[Begin Provided data]
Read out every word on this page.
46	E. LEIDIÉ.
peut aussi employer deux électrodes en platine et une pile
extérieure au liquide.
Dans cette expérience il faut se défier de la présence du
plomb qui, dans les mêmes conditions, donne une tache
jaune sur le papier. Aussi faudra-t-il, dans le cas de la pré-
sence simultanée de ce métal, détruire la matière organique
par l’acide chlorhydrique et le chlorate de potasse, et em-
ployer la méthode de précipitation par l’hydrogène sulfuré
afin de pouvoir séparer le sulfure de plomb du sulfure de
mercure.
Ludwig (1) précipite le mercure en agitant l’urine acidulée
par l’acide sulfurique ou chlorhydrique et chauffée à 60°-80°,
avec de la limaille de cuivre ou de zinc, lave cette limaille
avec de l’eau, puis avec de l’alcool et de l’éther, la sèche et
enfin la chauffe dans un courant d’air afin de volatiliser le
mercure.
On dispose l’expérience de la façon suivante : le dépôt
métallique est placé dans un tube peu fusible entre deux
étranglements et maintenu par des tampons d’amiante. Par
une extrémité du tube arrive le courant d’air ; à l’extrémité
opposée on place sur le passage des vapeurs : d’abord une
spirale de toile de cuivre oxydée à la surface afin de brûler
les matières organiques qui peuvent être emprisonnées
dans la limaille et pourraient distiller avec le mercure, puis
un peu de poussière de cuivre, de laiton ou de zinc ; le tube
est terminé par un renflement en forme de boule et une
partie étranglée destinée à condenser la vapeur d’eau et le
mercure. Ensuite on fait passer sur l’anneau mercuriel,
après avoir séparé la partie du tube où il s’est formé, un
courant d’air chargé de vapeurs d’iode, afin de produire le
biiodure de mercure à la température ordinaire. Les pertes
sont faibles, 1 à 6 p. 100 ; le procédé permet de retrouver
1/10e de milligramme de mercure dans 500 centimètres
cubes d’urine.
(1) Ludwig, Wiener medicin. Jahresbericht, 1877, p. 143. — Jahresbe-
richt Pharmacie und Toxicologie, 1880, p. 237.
[End Provided data]
_What the task requires_
Copy all the records above precisely.

_Result of the exercise_
Read out every word on this page.
46	E. LEIDIÉ.
peut aussi employer deux électrodes en platine et une pile
extérieure au liquide.
Dans cette expérience il faut se défier de la présence du
plomb qui, dans les mêmes conditions, donne une tache
jaune sur le papier. Aussi faudra-t-il, dans le cas de la pré-
sence simultanée de ce métal, détruire la matière organique
par l’acide chlorhydrique et le chlorate de potasse, et em-
ployer la méthode de précipitation par l’hydrogène sulfuré
afin de pouvoir séparer le sulfure de plomb du sulfure de
mercure.
Ludwig (1) précipite le mercure en agitant l’urine acidulée
par l’acide sulfurique ou chlorhydrique et chauffée à 60°-80°,
avec de la limaille de cuivre ou de zinc, lave cette limaille
avec de l’eau, puis avec de l’alcool et de l’éther, la sèche et
enfin la chauffe dans un courant d’air afin de volatiliser le
mercure.
On dispose l’expérience de la façon suivante : le dépôt
métallique est placé dans un tube peu fusible entre deux
étranglements et maintenu par des tampons d’amiante. Par
une extrémité du tube arrive le courant d’air ; à l’extrémité
opposée on place sur le passage des vapeurs : d’abord une
spirale de toile de cuivre oxydée à la surface afin de brûler
les matières organiques qui peuvent être emprisonnées
dans la limaille et pourraient distiller avec le mercure, puis
un peu de poussière de cuivre, de laiton ou de zinc ; le tube
est terminé par un renflement en forme de boule et une
partie étranglée destinée à condenser la vapeur d’eau et le
mercure. Ensuite on fait passer sur l’anneau mercuriel,
après avoir séparé la partie du tube où il s’est formé, un
courant d’air chargé de vapeurs d’iode, afin de produire le
biiodure de mercure à la température ordinaire. Les pertes
sont faibles, 1 à 6 p. 100 ; le procédé permet de retrouver
1/10e de milligramme de mercure dans 500 centimètres
cubes d’urine.
(1) Ludwig, Wiener medicin. Jahresbericht, 1877, p. 143. — Jahresbe-
richt Pharmacie und Toxicologie, 1880, p. 237.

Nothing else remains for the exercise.